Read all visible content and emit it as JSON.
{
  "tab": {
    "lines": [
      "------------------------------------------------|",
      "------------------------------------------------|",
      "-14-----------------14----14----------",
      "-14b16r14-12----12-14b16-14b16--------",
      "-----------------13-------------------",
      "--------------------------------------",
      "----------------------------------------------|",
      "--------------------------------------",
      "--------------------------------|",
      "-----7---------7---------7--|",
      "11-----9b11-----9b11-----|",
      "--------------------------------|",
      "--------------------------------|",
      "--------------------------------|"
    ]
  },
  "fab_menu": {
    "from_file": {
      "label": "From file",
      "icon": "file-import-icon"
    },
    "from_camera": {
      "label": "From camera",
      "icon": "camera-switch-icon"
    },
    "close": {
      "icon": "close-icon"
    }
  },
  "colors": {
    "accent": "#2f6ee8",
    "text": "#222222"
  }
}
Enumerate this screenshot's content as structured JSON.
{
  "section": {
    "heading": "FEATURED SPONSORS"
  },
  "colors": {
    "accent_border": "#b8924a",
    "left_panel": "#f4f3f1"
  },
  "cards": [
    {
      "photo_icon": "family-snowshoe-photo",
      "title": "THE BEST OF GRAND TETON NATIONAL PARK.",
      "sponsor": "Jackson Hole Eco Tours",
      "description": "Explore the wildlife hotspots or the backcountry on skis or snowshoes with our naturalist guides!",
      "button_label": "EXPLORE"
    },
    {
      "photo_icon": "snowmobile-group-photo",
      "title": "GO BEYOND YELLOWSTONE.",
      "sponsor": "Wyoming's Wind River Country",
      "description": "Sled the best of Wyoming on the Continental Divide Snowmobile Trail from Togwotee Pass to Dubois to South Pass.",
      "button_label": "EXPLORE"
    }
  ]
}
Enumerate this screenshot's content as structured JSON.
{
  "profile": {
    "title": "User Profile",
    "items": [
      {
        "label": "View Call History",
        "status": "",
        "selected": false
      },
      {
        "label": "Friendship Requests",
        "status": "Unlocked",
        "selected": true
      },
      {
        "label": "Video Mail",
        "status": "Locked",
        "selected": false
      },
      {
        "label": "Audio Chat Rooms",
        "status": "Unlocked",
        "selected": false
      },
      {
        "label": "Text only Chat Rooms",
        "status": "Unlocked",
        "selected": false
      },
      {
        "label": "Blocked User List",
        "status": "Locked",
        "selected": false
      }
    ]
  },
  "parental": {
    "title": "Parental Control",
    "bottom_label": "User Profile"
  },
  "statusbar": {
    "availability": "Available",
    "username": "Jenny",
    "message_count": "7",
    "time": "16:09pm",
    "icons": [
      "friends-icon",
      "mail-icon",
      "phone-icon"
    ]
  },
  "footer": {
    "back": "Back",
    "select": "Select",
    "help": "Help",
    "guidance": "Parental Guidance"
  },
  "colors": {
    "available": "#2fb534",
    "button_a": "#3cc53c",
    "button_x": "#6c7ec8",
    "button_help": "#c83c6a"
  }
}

====

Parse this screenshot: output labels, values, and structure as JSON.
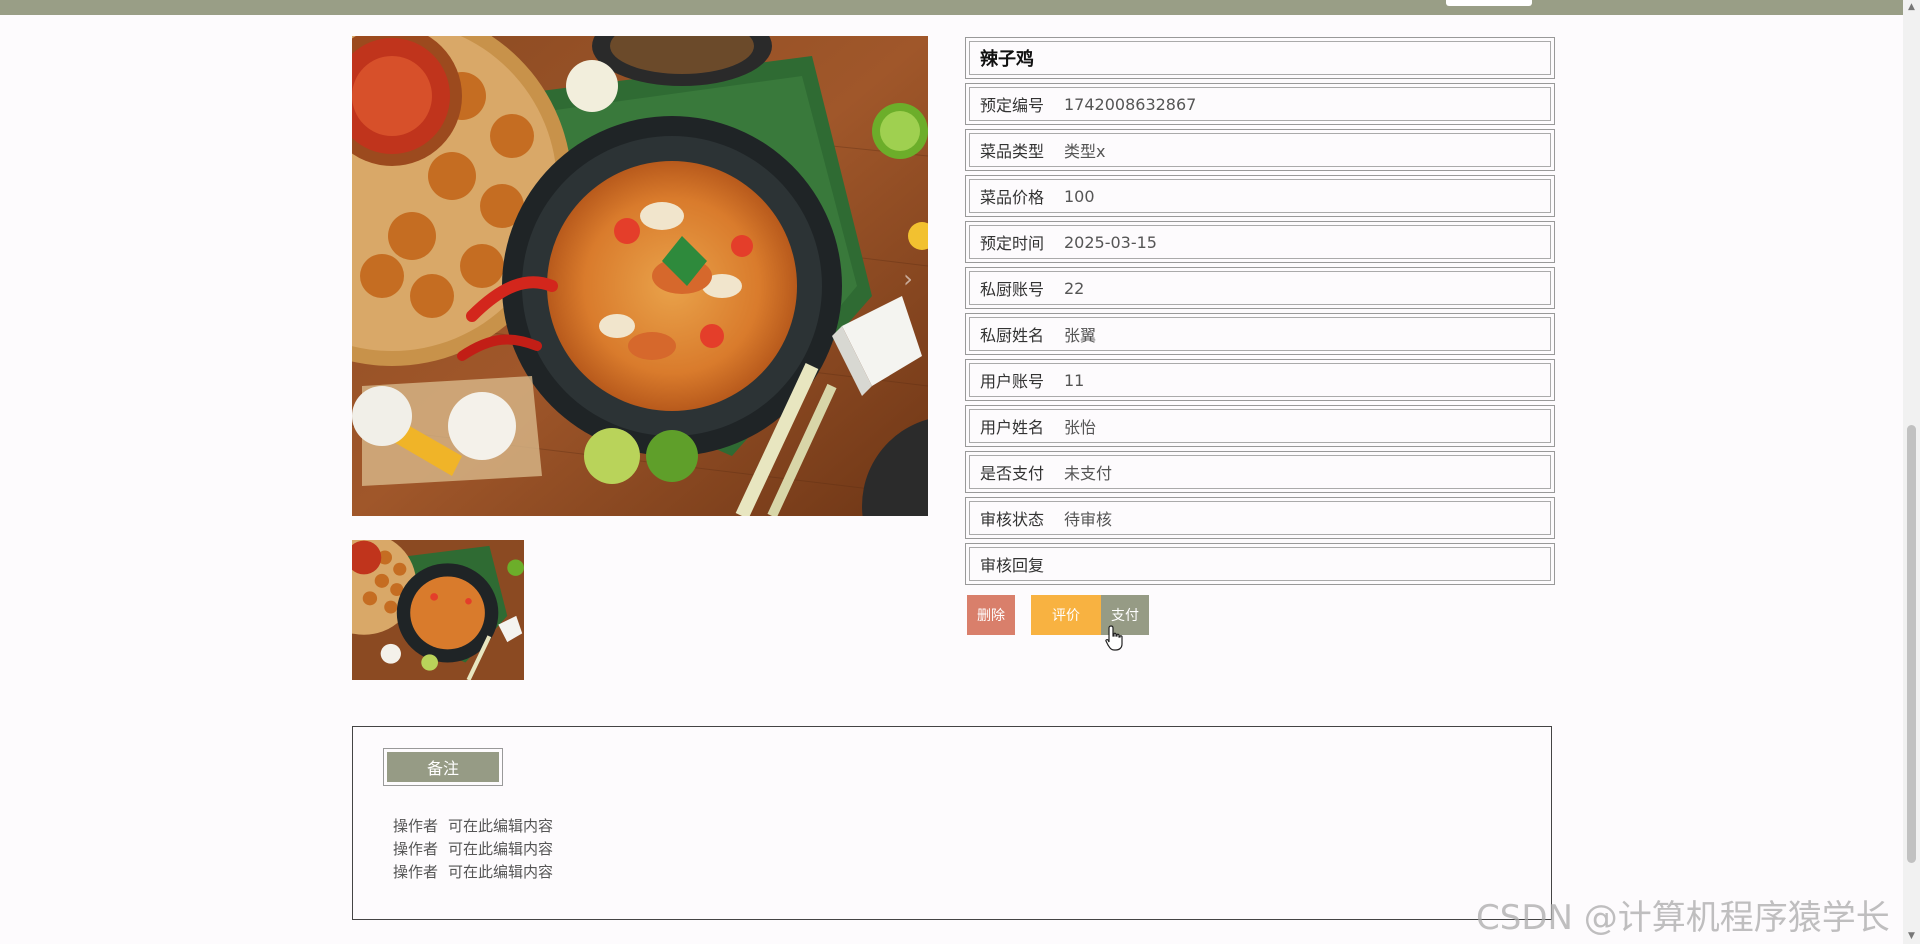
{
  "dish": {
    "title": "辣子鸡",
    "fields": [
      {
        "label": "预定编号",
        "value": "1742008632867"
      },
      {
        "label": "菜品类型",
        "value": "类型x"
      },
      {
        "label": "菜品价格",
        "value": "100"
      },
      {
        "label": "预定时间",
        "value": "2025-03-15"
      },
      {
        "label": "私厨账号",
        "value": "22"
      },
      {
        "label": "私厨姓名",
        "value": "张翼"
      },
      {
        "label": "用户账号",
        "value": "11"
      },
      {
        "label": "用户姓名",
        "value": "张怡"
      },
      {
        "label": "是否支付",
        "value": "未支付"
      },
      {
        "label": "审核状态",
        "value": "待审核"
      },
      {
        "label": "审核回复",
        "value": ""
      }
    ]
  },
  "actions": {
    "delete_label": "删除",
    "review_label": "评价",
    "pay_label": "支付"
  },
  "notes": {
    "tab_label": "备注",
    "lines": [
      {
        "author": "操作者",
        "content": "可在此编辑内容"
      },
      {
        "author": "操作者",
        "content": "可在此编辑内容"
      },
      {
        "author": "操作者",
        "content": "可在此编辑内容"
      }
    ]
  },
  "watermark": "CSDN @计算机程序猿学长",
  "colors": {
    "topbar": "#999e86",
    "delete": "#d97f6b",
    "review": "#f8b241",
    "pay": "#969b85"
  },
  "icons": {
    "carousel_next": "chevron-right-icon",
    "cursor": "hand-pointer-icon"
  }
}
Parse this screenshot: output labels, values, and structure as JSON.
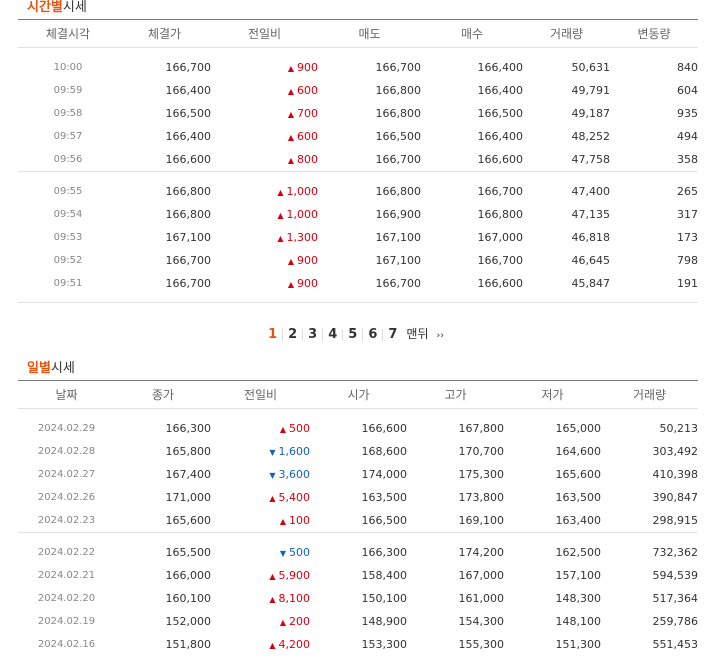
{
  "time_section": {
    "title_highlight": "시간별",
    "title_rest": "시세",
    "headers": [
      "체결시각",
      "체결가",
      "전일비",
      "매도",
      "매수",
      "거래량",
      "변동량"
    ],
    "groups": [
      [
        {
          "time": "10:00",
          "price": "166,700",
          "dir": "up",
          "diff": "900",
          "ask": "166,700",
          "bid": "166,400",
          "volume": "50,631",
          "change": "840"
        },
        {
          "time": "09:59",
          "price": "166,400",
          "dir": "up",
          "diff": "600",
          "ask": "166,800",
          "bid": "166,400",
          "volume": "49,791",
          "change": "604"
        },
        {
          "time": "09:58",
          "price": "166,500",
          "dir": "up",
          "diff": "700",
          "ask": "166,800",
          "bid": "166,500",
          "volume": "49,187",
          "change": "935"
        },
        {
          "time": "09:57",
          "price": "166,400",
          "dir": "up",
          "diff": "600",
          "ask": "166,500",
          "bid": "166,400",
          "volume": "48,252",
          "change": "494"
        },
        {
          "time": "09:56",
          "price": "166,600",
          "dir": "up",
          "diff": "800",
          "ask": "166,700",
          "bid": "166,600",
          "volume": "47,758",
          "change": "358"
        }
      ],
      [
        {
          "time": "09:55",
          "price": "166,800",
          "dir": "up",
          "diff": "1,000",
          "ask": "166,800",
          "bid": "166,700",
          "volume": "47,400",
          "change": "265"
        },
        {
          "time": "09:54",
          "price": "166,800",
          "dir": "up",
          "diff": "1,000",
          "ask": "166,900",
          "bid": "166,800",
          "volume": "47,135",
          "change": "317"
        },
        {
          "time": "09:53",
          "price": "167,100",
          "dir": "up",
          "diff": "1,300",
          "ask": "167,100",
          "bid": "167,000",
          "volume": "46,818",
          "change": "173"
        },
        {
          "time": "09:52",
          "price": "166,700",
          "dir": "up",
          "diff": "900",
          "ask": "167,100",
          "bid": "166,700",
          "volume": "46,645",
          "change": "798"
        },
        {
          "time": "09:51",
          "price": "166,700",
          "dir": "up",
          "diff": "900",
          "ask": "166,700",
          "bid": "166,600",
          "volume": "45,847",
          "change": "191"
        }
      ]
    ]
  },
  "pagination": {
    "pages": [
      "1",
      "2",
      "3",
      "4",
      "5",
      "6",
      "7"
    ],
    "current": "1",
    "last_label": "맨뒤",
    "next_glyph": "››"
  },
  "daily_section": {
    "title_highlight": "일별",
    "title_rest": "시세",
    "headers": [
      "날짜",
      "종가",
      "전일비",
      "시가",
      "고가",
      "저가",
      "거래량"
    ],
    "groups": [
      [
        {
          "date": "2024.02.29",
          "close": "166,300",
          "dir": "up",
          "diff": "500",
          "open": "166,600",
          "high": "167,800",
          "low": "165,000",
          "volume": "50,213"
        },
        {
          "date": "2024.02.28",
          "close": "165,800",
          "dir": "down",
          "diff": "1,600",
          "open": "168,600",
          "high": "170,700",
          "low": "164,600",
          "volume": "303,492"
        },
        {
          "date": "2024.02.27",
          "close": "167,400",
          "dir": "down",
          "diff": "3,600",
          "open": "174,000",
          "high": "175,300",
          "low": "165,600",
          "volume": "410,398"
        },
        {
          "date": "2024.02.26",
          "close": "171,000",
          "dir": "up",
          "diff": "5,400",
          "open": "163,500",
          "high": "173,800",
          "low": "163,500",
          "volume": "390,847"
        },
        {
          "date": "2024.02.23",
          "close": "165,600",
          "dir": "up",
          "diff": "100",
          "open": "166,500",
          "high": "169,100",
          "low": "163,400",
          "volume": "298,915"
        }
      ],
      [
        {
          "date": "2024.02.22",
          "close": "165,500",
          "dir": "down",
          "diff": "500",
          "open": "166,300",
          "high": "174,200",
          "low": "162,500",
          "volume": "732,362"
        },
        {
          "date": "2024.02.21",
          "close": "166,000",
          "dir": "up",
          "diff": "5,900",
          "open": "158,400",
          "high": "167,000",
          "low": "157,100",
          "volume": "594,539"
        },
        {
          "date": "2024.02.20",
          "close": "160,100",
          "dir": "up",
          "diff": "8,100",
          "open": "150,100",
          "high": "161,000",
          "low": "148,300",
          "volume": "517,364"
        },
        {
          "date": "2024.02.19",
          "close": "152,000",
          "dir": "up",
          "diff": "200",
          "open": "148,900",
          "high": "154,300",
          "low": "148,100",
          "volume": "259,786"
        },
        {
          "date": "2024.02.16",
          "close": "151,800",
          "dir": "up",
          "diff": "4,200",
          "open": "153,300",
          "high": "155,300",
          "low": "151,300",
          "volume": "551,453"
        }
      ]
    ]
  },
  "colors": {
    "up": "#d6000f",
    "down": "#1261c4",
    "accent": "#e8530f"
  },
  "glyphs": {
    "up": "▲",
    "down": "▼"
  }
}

====

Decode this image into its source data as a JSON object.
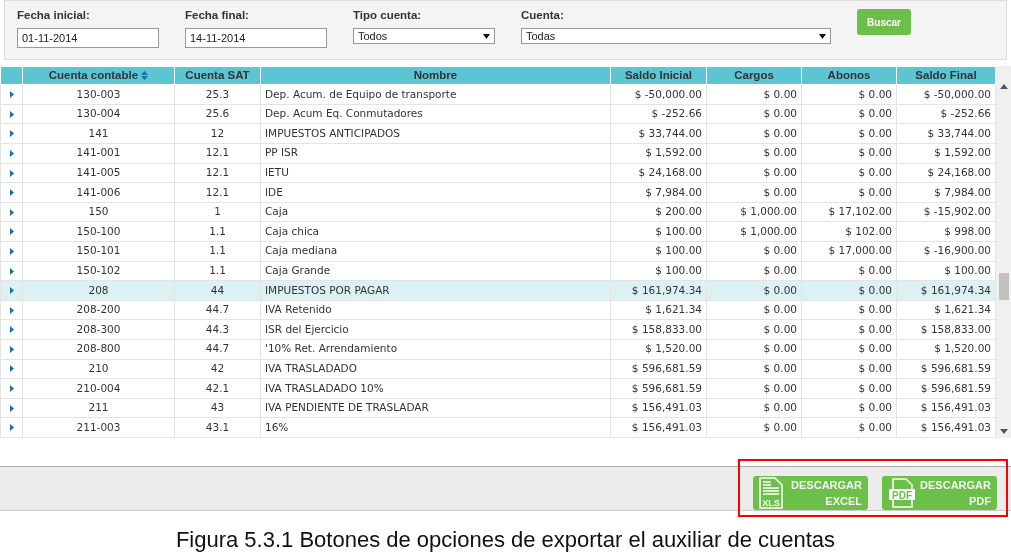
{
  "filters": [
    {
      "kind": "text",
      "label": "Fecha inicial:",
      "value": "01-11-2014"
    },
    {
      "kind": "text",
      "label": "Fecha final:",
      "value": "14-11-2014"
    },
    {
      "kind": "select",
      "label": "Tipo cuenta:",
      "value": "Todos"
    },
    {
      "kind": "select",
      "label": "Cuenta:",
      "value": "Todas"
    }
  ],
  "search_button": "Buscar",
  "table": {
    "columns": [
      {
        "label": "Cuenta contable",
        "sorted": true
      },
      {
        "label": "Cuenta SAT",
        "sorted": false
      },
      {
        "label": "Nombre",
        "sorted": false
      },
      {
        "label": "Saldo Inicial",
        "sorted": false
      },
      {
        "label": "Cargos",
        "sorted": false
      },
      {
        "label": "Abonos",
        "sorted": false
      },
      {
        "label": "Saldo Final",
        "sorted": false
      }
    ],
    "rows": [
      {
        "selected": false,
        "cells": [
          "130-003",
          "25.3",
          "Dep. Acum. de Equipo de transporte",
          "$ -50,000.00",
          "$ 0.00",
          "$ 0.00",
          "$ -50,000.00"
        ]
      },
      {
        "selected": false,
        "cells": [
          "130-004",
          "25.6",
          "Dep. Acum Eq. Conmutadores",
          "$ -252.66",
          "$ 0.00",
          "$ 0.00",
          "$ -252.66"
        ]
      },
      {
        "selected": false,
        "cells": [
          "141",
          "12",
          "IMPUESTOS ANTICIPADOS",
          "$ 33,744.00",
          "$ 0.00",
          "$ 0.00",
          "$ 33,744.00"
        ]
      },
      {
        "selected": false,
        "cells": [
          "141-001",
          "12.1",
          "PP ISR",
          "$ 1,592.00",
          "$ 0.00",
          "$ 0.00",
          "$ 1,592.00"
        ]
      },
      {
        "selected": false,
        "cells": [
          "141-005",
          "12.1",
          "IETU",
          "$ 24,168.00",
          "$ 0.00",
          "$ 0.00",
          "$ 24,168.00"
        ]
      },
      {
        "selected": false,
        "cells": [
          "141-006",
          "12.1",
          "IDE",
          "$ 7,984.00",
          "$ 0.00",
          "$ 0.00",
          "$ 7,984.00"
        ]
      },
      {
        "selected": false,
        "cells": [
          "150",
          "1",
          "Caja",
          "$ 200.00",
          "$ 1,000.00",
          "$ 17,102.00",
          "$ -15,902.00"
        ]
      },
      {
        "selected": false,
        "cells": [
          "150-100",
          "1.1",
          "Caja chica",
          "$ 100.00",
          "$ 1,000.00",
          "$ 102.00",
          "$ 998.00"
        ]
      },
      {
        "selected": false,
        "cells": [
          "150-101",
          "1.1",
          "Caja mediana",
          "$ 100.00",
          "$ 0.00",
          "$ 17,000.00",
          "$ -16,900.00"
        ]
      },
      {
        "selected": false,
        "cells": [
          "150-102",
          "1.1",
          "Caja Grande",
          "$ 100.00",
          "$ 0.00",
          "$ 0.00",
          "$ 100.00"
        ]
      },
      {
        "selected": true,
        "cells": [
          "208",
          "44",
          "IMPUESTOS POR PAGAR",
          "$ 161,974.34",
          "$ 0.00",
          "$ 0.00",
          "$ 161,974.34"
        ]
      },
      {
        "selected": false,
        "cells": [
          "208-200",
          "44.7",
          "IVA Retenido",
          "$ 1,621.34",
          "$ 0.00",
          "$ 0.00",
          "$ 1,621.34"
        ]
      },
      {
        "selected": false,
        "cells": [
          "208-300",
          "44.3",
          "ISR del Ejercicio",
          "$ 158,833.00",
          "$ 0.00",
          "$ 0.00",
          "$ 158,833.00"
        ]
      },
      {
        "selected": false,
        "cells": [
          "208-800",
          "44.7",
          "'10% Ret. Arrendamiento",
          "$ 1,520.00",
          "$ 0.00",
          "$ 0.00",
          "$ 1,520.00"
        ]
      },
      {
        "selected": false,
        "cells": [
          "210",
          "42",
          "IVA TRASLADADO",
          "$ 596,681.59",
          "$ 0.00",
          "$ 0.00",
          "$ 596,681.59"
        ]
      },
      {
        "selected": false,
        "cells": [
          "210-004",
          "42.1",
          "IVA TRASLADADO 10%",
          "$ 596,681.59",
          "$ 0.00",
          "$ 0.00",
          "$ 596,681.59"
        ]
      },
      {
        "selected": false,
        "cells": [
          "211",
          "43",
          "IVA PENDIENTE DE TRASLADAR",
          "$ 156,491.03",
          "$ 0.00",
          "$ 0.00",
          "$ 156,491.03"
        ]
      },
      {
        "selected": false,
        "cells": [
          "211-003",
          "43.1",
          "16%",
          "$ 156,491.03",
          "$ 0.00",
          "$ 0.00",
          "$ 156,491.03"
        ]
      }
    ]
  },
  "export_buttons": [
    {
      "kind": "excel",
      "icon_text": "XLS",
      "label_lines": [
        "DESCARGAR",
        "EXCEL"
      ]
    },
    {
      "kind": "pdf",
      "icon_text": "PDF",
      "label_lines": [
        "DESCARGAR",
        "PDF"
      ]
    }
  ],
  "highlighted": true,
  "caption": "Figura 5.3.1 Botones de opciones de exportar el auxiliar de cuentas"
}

====

> _GIVEN EXERCISE_
The lines to collect are those holding the string "IMPUESTOS"; copy them all.

> _RESULT OF THIS EXERCISE_
          "IMPUESTOS ANTICIPADOS",
          "IMPUESTOS POR PAGAR",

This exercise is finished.